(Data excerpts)
+-------+

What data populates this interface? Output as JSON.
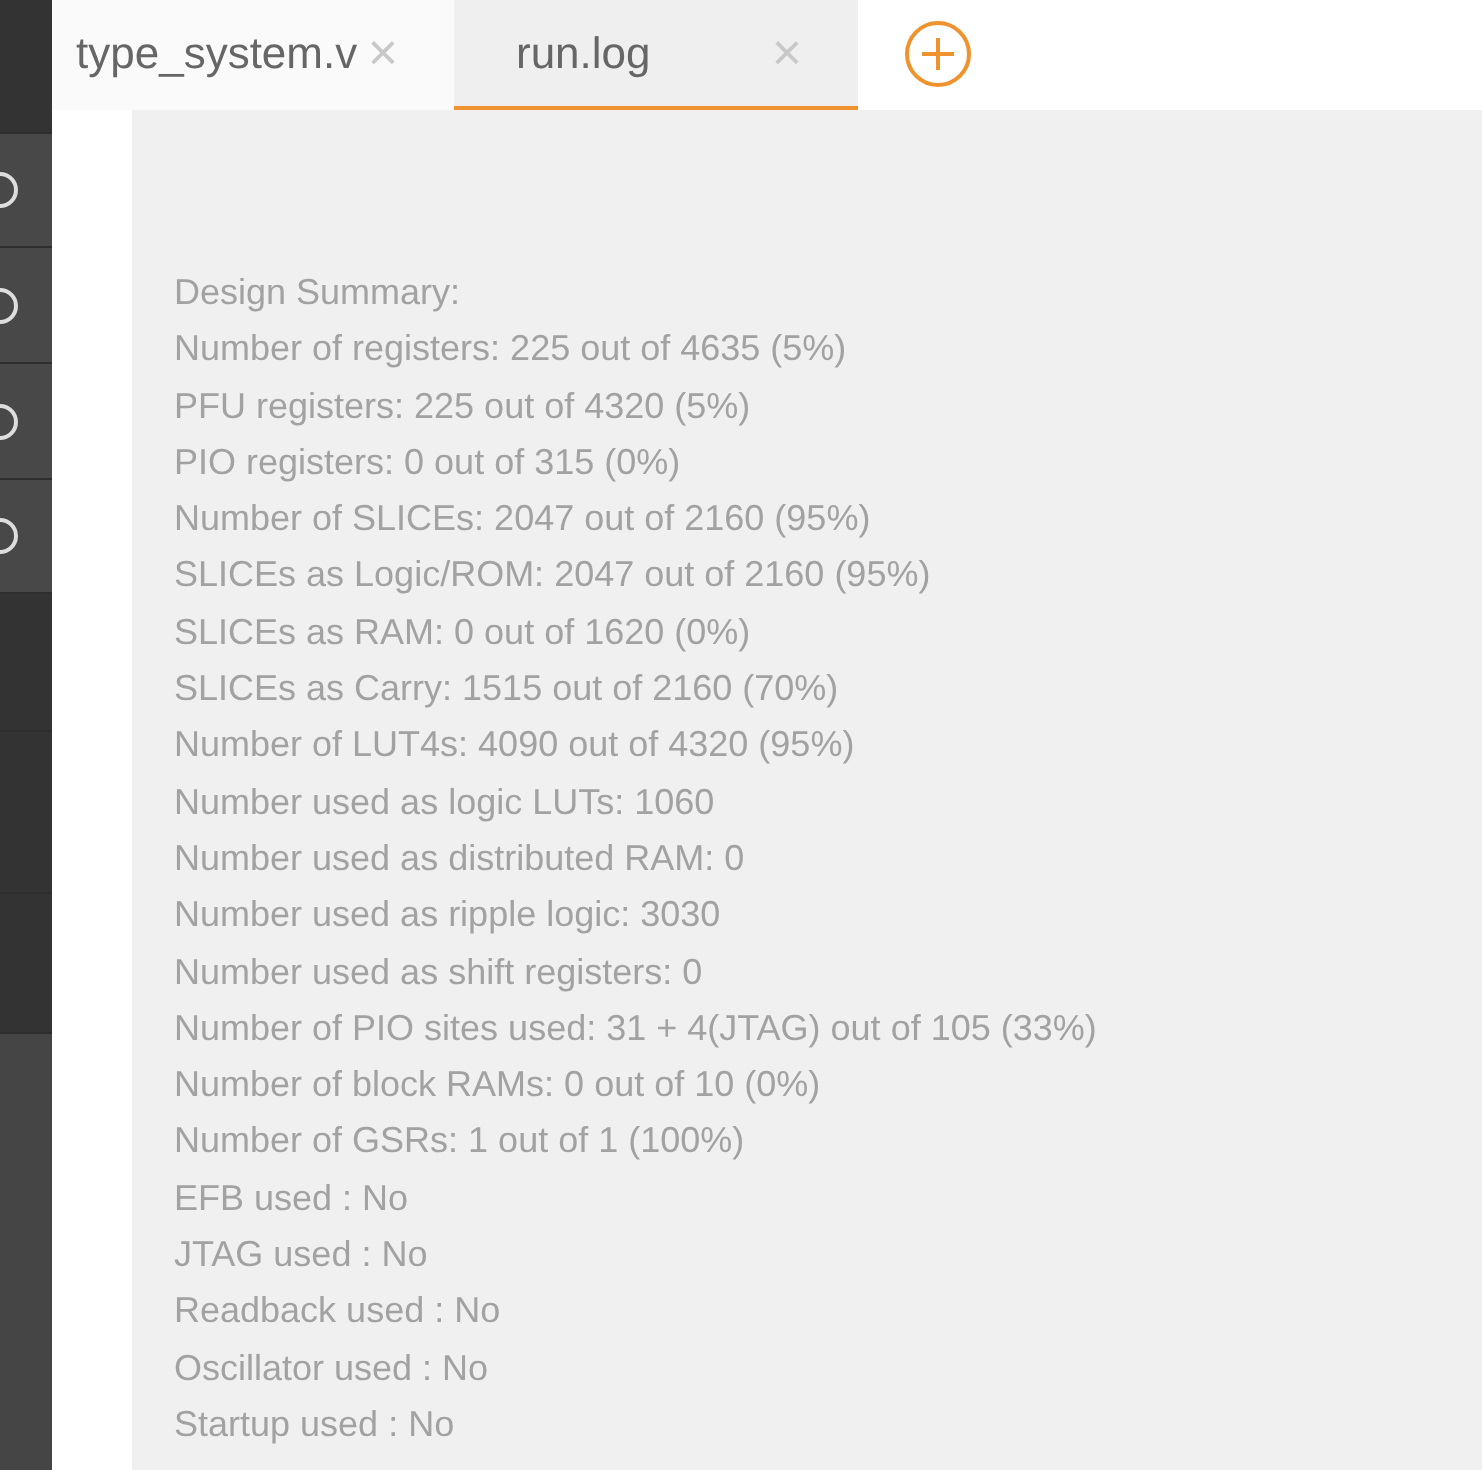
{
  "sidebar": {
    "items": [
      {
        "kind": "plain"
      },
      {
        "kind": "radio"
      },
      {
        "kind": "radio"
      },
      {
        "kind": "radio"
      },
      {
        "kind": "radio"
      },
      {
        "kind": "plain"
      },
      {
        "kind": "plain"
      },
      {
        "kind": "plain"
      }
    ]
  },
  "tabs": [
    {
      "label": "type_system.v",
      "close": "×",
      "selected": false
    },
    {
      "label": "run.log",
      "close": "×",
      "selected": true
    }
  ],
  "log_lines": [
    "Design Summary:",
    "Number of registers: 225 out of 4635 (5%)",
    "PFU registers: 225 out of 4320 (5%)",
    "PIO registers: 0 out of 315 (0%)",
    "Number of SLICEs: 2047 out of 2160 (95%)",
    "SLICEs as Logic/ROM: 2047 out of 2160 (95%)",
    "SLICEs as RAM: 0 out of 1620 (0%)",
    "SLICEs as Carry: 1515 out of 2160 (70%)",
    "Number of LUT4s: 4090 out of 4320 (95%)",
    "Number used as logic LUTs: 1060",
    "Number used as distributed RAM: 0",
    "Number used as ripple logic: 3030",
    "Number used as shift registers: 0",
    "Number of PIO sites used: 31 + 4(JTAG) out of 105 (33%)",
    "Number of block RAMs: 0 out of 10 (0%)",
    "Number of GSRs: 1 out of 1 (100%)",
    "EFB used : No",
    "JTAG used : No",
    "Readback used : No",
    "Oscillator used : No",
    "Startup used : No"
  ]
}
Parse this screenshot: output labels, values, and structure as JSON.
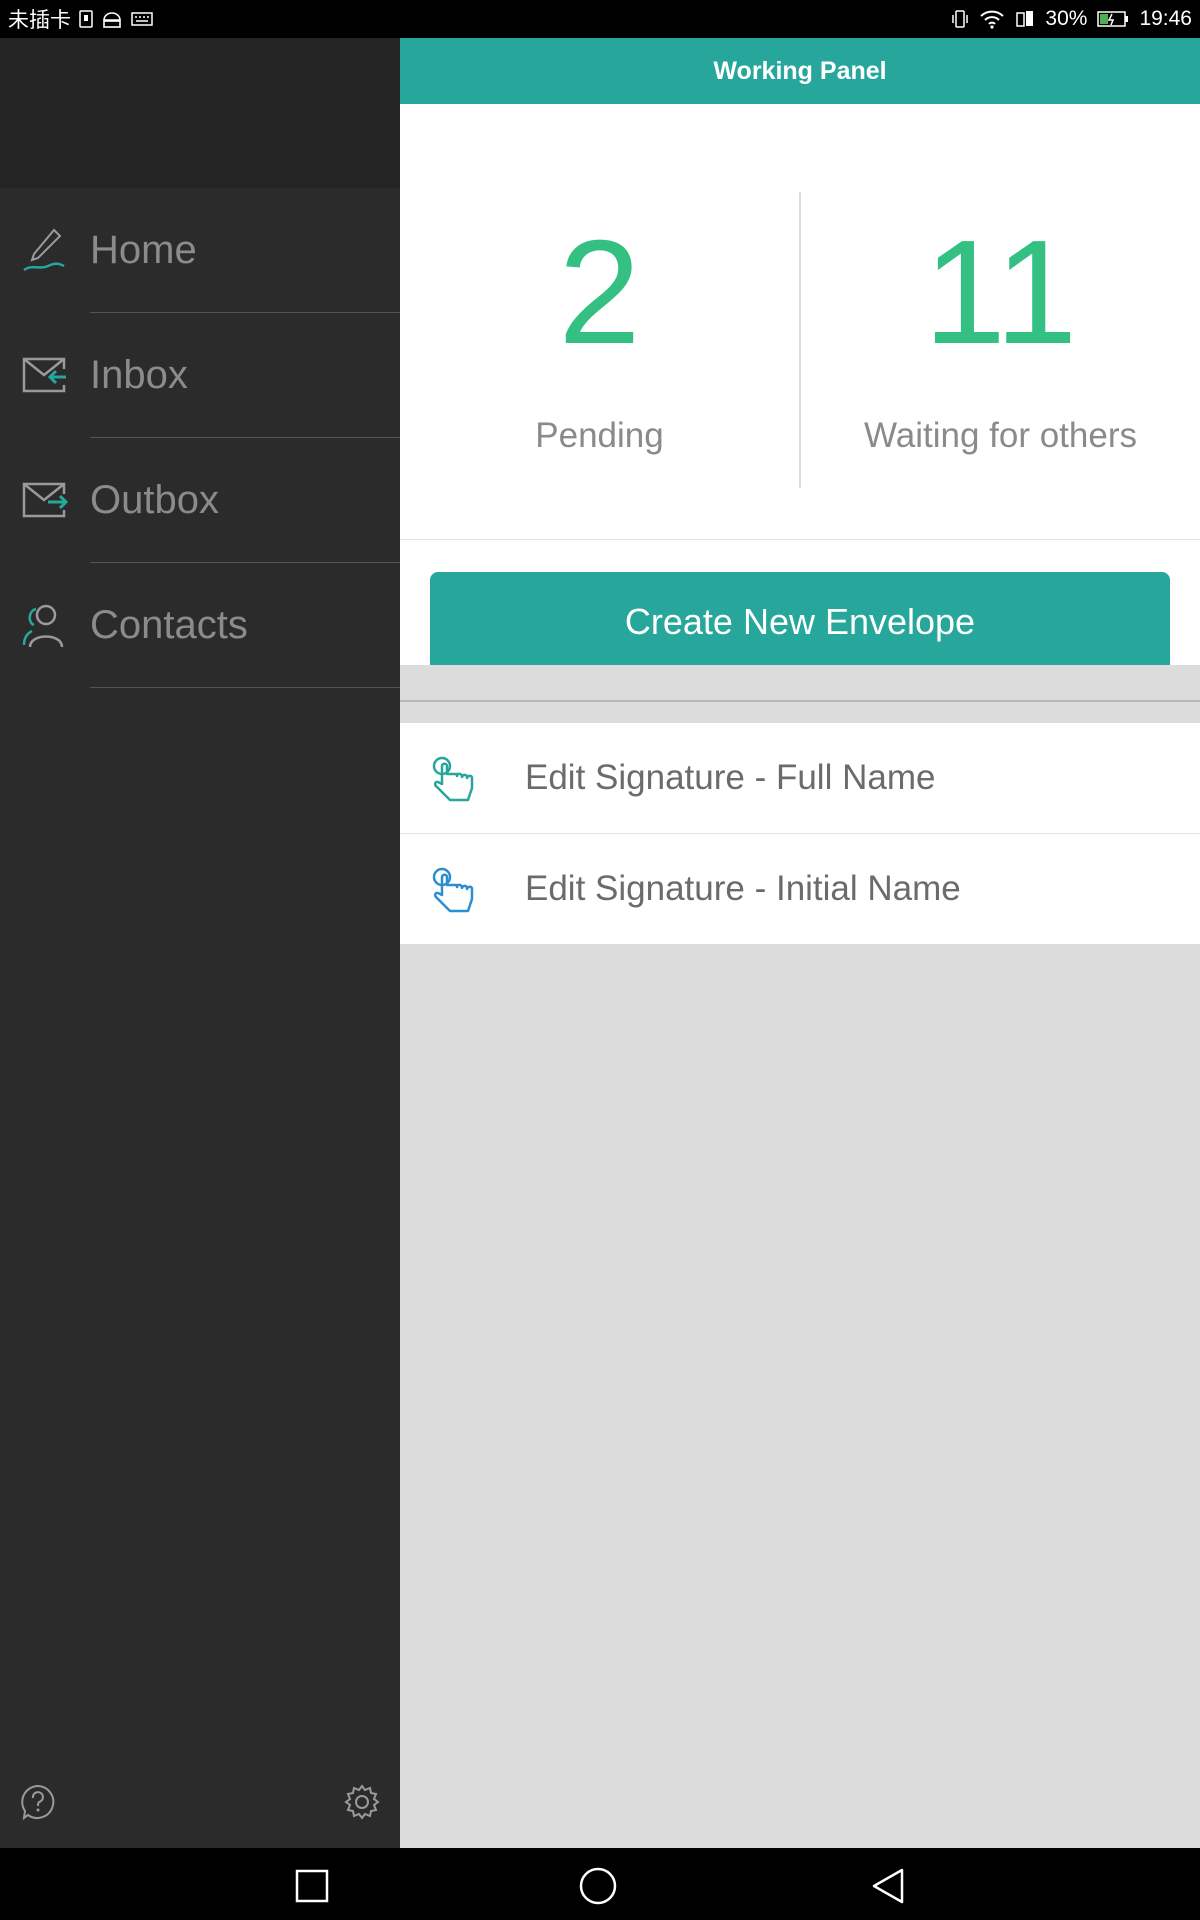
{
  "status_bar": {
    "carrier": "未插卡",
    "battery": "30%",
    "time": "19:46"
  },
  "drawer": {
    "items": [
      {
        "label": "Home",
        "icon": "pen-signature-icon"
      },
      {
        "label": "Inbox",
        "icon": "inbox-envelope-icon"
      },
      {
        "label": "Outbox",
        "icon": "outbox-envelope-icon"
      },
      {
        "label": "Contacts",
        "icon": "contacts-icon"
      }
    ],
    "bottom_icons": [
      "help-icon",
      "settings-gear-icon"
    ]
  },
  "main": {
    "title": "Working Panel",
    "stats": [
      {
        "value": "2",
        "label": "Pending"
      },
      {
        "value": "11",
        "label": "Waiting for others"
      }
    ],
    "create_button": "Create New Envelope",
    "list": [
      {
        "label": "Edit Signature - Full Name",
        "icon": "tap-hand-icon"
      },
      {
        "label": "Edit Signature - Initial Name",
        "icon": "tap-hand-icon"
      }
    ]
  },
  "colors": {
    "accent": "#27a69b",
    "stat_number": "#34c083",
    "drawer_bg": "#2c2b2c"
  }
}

+-------+

TASK STATEMENT -
Print the complete listing exactly as it stands, without its pictures.

CORRECT RESPONSE -
What data populates this interface? Output as JSON.
{
  "sidebar": {
    "items": [
      {
        "kind": "plain"
      },
      {
        "kind": "radio"
      },
      {
        "kind": "radio"
      },
      {
        "kind": "radio"
      },
      {
        "kind": "radio"
      },
      {
        "kind": "plain"
      },
      {
        "kind": "plain"
      },
      {
        "kind": "plain"
      }
    ]
  },
  "tabs": [
    {
      "label": "type_system.v",
      "close": "×",
      "selected": false
    },
    {
      "label": "run.log",
      "close": "×",
      "selected": true
    }
  ],
  "log_lines": [
    "Design Summary:",
    "Number of registers: 225 out of 4635 (5%)",
    "PFU registers: 225 out of 4320 (5%)",
    "PIO registers: 0 out of 315 (0%)",
    "Number of SLICEs: 2047 out of 2160 (95%)",
    "SLICEs as Logic/ROM: 2047 out of 2160 (95%)",
    "SLICEs as RAM: 0 out of 1620 (0%)",
    "SLICEs as Carry: 1515 out of 2160 (70%)",
    "Number of LUT4s: 4090 out of 4320 (95%)",
    "Number used as logic LUTs: 1060",
    "Number used as distributed RAM: 0",
    "Number used as ripple logic: 3030",
    "Number used as shift registers: 0",
    "Number of PIO sites used: 31 + 4(JTAG) out of 105 (33%)",
    "Number of block RAMs: 0 out of 10 (0%)",
    "Number of GSRs: 1 out of 1 (100%)",
    "EFB used : No",
    "JTAG used : No",
    "Readback used : No",
    "Oscillator used : No",
    "Startup used : No"
  ]
}
Parse this screenshot: output labels, values, and structure as JSON.
{
  "status_bar": {
    "carrier": "未插卡",
    "battery": "30%",
    "time": "19:46"
  },
  "drawer": {
    "items": [
      {
        "label": "Home",
        "icon": "pen-signature-icon"
      },
      {
        "label": "Inbox",
        "icon": "inbox-envelope-icon"
      },
      {
        "label": "Outbox",
        "icon": "outbox-envelope-icon"
      },
      {
        "label": "Contacts",
        "icon": "contacts-icon"
      }
    ],
    "bottom_icons": [
      "help-icon",
      "settings-gear-icon"
    ]
  },
  "main": {
    "title": "Working Panel",
    "stats": [
      {
        "value": "2",
        "label": "Pending"
      },
      {
        "value": "11",
        "label": "Waiting for others"
      }
    ],
    "create_button": "Create New Envelope",
    "list": [
      {
        "label": "Edit Signature - Full Name",
        "icon": "tap-hand-icon"
      },
      {
        "label": "Edit Signature - Initial Name",
        "icon": "tap-hand-icon"
      }
    ]
  },
  "colors": {
    "accent": "#27a69b",
    "stat_number": "#34c083",
    "drawer_bg": "#2c2b2c"
  }
}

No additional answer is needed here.